> _Instruction_
State how many lines of the entries below hold the word "month"; reply with nothing but the number.

> _Collected data entries_
(begin)

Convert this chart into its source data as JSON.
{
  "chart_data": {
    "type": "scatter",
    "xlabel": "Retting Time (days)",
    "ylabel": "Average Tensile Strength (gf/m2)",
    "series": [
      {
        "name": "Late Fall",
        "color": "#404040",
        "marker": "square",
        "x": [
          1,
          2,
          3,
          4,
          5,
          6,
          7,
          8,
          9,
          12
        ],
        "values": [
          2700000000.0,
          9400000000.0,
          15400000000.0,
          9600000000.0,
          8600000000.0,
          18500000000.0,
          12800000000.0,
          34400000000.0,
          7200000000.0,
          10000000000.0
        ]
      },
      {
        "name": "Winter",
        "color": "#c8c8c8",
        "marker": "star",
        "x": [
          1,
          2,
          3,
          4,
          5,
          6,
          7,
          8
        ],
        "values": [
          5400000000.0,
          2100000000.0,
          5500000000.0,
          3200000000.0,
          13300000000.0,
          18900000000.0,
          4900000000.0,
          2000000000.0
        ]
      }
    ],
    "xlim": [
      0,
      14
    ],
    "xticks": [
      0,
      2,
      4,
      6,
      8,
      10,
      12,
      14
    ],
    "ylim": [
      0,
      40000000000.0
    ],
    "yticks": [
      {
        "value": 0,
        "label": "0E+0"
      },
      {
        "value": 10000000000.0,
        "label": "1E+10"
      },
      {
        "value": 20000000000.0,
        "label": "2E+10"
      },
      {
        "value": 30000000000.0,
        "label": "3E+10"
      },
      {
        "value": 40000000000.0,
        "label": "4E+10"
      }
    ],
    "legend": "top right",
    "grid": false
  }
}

(end)
(begin)

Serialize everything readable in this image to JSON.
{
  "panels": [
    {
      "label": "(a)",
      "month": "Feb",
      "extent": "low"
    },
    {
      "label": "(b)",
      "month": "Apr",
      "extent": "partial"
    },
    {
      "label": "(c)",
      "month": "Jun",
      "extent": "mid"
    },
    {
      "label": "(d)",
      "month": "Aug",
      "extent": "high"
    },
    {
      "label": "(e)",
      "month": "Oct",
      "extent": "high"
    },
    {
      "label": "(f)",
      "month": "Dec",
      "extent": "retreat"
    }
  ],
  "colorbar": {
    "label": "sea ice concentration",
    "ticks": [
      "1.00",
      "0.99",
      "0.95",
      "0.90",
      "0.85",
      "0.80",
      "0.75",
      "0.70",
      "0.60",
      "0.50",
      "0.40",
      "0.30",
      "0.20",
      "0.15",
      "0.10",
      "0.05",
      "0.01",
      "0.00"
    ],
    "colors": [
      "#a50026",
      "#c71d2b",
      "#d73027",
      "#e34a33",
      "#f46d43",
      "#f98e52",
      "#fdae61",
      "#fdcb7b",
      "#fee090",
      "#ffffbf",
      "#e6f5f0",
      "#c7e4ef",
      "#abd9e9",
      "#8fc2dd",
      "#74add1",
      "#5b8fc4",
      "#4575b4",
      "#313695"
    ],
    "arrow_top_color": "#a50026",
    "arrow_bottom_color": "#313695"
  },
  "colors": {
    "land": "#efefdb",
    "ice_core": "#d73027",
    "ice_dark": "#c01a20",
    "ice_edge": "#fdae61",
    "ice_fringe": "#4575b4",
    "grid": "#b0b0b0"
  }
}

(end)

> _Answer to the task_
6